TASK DESCRIPTION: Count the lines below that contain the word "gusts", and reply with that number alone.

SOURCE RECORDS:
* BEGIN *

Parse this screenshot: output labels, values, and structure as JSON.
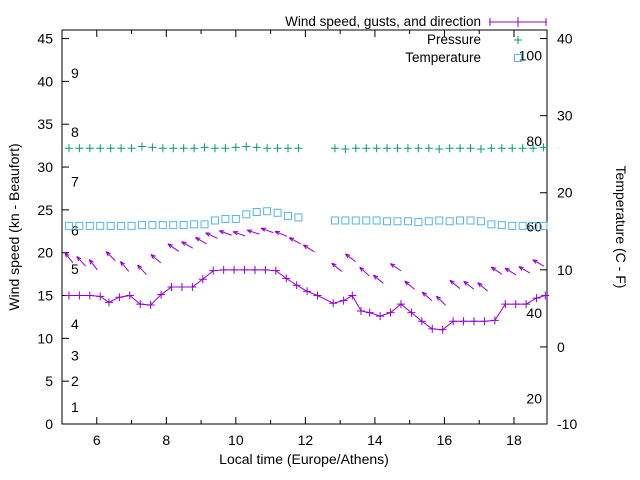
{
  "figure": {
    "xlabel": "Local time (Europe/Athens)",
    "ylabel_left": "Wind speed (kn - Beaufort)",
    "ylabel_right": "Temperature (C - F)",
    "legend": [
      {
        "label": "Wind speed, gusts, and direction",
        "color": "#9400d3",
        "marker": "line-plus"
      },
      {
        "label": "Pressure",
        "color": "#009e73",
        "marker": "plus"
      },
      {
        "label": "Temperature",
        "color": "#56b4e9",
        "marker": "open-square"
      }
    ]
  },
  "chart_data": {
    "type": "line",
    "title": "",
    "x_axis": {
      "label": "Local time (Europe/Athens)",
      "range": [
        5.0,
        18.95
      ],
      "major_ticks": [
        6,
        8,
        10,
        12,
        14,
        16,
        18
      ],
      "minor_ticks": [
        7,
        9,
        11,
        13,
        15,
        17
      ]
    },
    "y_axis_left": {
      "label": "Wind speed (kn - Beaufort)",
      "range": [
        0,
        46
      ],
      "major_ticks": [
        0,
        5,
        10,
        15,
        20,
        25,
        30,
        35,
        40,
        45
      ],
      "beaufort_scale_labels": [
        {
          "label": "1",
          "at": 2.0
        },
        {
          "label": "2",
          "at": 5.0
        },
        {
          "label": "3",
          "at": 8.0
        },
        {
          "label": "4",
          "at": 11.7
        },
        {
          "label": "5",
          "at": 18.1
        },
        {
          "label": "6",
          "at": 22.6
        },
        {
          "label": "7",
          "at": 28.3
        },
        {
          "label": "8",
          "at": 34.1
        },
        {
          "label": "9",
          "at": 41.0
        }
      ]
    },
    "y_axis_right": {
      "label": "Temperature (C - F)",
      "range": [
        -10,
        41.11
      ],
      "major_ticks": [
        -10,
        0,
        10,
        20,
        30,
        40
      ],
      "fahrenheit_scale_labels": [
        {
          "label": "20",
          "at_c": -6.7
        },
        {
          "label": "40",
          "at_c": 4.4
        },
        {
          "label": "60",
          "at_c": 15.6
        },
        {
          "label": "80",
          "at_c": 26.7
        },
        {
          "label": "100",
          "at_c": 37.8
        }
      ]
    },
    "series": {
      "wind_speed": {
        "name": "Wind speed, gusts, and direction",
        "color": "#9400d3",
        "axis": "left",
        "marker": "plus",
        "line": true,
        "points": [
          [
            5.2,
            15
          ],
          [
            5.5,
            15
          ],
          [
            5.8,
            15
          ],
          [
            6.1,
            14.9
          ],
          [
            6.35,
            14.2
          ],
          [
            6.65,
            14.8
          ],
          [
            6.95,
            15.0
          ],
          [
            7.25,
            14.0
          ],
          [
            7.55,
            13.9
          ],
          [
            7.85,
            15.1
          ],
          [
            8.15,
            16.0
          ],
          [
            8.45,
            16.0
          ],
          [
            8.75,
            16.0
          ],
          [
            9.05,
            16.9
          ],
          [
            9.35,
            17.9
          ],
          [
            9.65,
            18.0
          ],
          [
            9.95,
            18.0
          ],
          [
            10.25,
            18.0
          ],
          [
            10.55,
            18.0
          ],
          [
            10.85,
            18.0
          ],
          [
            11.15,
            17.9
          ],
          [
            11.45,
            17.0
          ],
          [
            11.75,
            16.2
          ],
          [
            12.05,
            15.5
          ],
          [
            12.35,
            15.0
          ],
          [
            12.8,
            14.1
          ],
          [
            13.1,
            14.4
          ],
          [
            13.35,
            15.0
          ],
          [
            13.6,
            13.2
          ],
          [
            13.85,
            13.0
          ],
          [
            14.15,
            12.6
          ],
          [
            14.45,
            13.0
          ],
          [
            14.75,
            14.0
          ],
          [
            15.05,
            13.0
          ],
          [
            15.35,
            12.0
          ],
          [
            15.65,
            11.1
          ],
          [
            15.95,
            11.0
          ],
          [
            16.25,
            12.0
          ],
          [
            16.55,
            12.0
          ],
          [
            16.85,
            12.0
          ],
          [
            17.15,
            12.0
          ],
          [
            17.45,
            12.1
          ],
          [
            17.75,
            14.0
          ],
          [
            18.05,
            14.0
          ],
          [
            18.35,
            14.0
          ],
          [
            18.65,
            14.7
          ],
          [
            18.9,
            15.0
          ]
        ]
      },
      "wind_direction_arrows": {
        "color": "#9400d3",
        "axis": "left",
        "arrows": [
          [
            5.2,
            19.4,
            128
          ],
          [
            5.55,
            19.0,
            132
          ],
          [
            5.9,
            18.6,
            128
          ],
          [
            6.4,
            19.6,
            135
          ],
          [
            6.8,
            18.4,
            130
          ],
          [
            7.3,
            18.0,
            133
          ],
          [
            7.7,
            19.3,
            140
          ],
          [
            8.2,
            20.6,
            145
          ],
          [
            8.6,
            20.9,
            150
          ],
          [
            9.0,
            21.4,
            150
          ],
          [
            9.3,
            22.0,
            155
          ],
          [
            9.7,
            22.3,
            160
          ],
          [
            10.1,
            22.2,
            160
          ],
          [
            10.5,
            22.4,
            162
          ],
          [
            10.9,
            22.6,
            160
          ],
          [
            11.3,
            22.2,
            158
          ],
          [
            11.7,
            21.4,
            152
          ],
          [
            12.1,
            20.5,
            148
          ],
          [
            12.9,
            18.3,
            140
          ],
          [
            13.3,
            19.4,
            143
          ],
          [
            13.7,
            17.8,
            138
          ],
          [
            14.1,
            16.9,
            140
          ],
          [
            14.6,
            18.3,
            146
          ],
          [
            15.0,
            16.2,
            140
          ],
          [
            15.5,
            14.9,
            138
          ],
          [
            15.9,
            14.4,
            135
          ],
          [
            16.3,
            16.3,
            140
          ],
          [
            16.7,
            16.2,
            142
          ],
          [
            17.1,
            16.0,
            140
          ],
          [
            17.5,
            17.9,
            146
          ],
          [
            17.9,
            17.8,
            148
          ],
          [
            18.3,
            18.0,
            150
          ],
          [
            18.7,
            18.8,
            150
          ]
        ]
      },
      "pressure": {
        "name": "Pressure",
        "color": "#009e73",
        "axis": "left",
        "marker": "plus",
        "line": false,
        "points": [
          [
            5.2,
            32.2
          ],
          [
            5.5,
            32.2
          ],
          [
            5.8,
            32.2
          ],
          [
            6.1,
            32.2
          ],
          [
            6.4,
            32.2
          ],
          [
            6.7,
            32.2
          ],
          [
            7.0,
            32.2
          ],
          [
            7.3,
            32.4
          ],
          [
            7.6,
            32.3
          ],
          [
            7.9,
            32.2
          ],
          [
            8.2,
            32.2
          ],
          [
            8.5,
            32.2
          ],
          [
            8.8,
            32.2
          ],
          [
            9.1,
            32.3
          ],
          [
            9.4,
            32.2
          ],
          [
            9.7,
            32.2
          ],
          [
            10.0,
            32.3
          ],
          [
            10.3,
            32.4
          ],
          [
            10.6,
            32.3
          ],
          [
            10.9,
            32.2
          ],
          [
            11.2,
            32.2
          ],
          [
            11.5,
            32.2
          ],
          [
            11.8,
            32.2
          ],
          [
            12.85,
            32.2
          ],
          [
            13.15,
            32.1
          ],
          [
            13.45,
            32.2
          ],
          [
            13.75,
            32.2
          ],
          [
            14.05,
            32.2
          ],
          [
            14.35,
            32.2
          ],
          [
            14.65,
            32.2
          ],
          [
            14.95,
            32.2
          ],
          [
            15.25,
            32.2
          ],
          [
            15.55,
            32.2
          ],
          [
            15.85,
            32.1
          ],
          [
            16.15,
            32.2
          ],
          [
            16.45,
            32.2
          ],
          [
            16.75,
            32.2
          ],
          [
            17.05,
            32.1
          ],
          [
            17.35,
            32.2
          ],
          [
            17.65,
            32.2
          ],
          [
            17.95,
            32.2
          ],
          [
            18.25,
            32.2
          ],
          [
            18.55,
            32.2
          ],
          [
            18.85,
            32.3
          ]
        ]
      },
      "temperature": {
        "name": "Temperature",
        "color": "#56b4e9",
        "axis": "right",
        "marker": "open-square",
        "line": false,
        "points": [
          [
            5.2,
            15.7
          ],
          [
            5.5,
            15.7
          ],
          [
            5.8,
            15.7
          ],
          [
            6.1,
            15.7
          ],
          [
            6.4,
            15.7
          ],
          [
            6.7,
            15.7
          ],
          [
            7.0,
            15.7
          ],
          [
            7.3,
            15.8
          ],
          [
            7.6,
            15.8
          ],
          [
            7.9,
            15.8
          ],
          [
            8.2,
            15.8
          ],
          [
            8.5,
            15.8
          ],
          [
            8.8,
            15.9
          ],
          [
            9.1,
            15.9
          ],
          [
            9.4,
            16.4
          ],
          [
            9.7,
            16.6
          ],
          [
            10.0,
            16.6
          ],
          [
            10.3,
            17.2
          ],
          [
            10.6,
            17.5
          ],
          [
            10.9,
            17.6
          ],
          [
            11.2,
            17.4
          ],
          [
            11.5,
            17.0
          ],
          [
            11.8,
            16.8
          ],
          [
            12.85,
            16.4
          ],
          [
            13.15,
            16.4
          ],
          [
            13.45,
            16.4
          ],
          [
            13.75,
            16.4
          ],
          [
            14.05,
            16.4
          ],
          [
            14.35,
            16.3
          ],
          [
            14.65,
            16.3
          ],
          [
            14.95,
            16.3
          ],
          [
            15.25,
            16.2
          ],
          [
            15.55,
            16.3
          ],
          [
            15.85,
            16.4
          ],
          [
            16.15,
            16.3
          ],
          [
            16.45,
            16.4
          ],
          [
            16.75,
            16.4
          ],
          [
            17.05,
            16.3
          ],
          [
            17.35,
            15.9
          ],
          [
            17.65,
            15.8
          ],
          [
            17.95,
            15.7
          ],
          [
            18.25,
            15.7
          ],
          [
            18.55,
            15.7
          ],
          [
            18.85,
            15.7
          ]
        ]
      }
    }
  }
}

* END *

RESPONSE TO THE EXERCISE: 2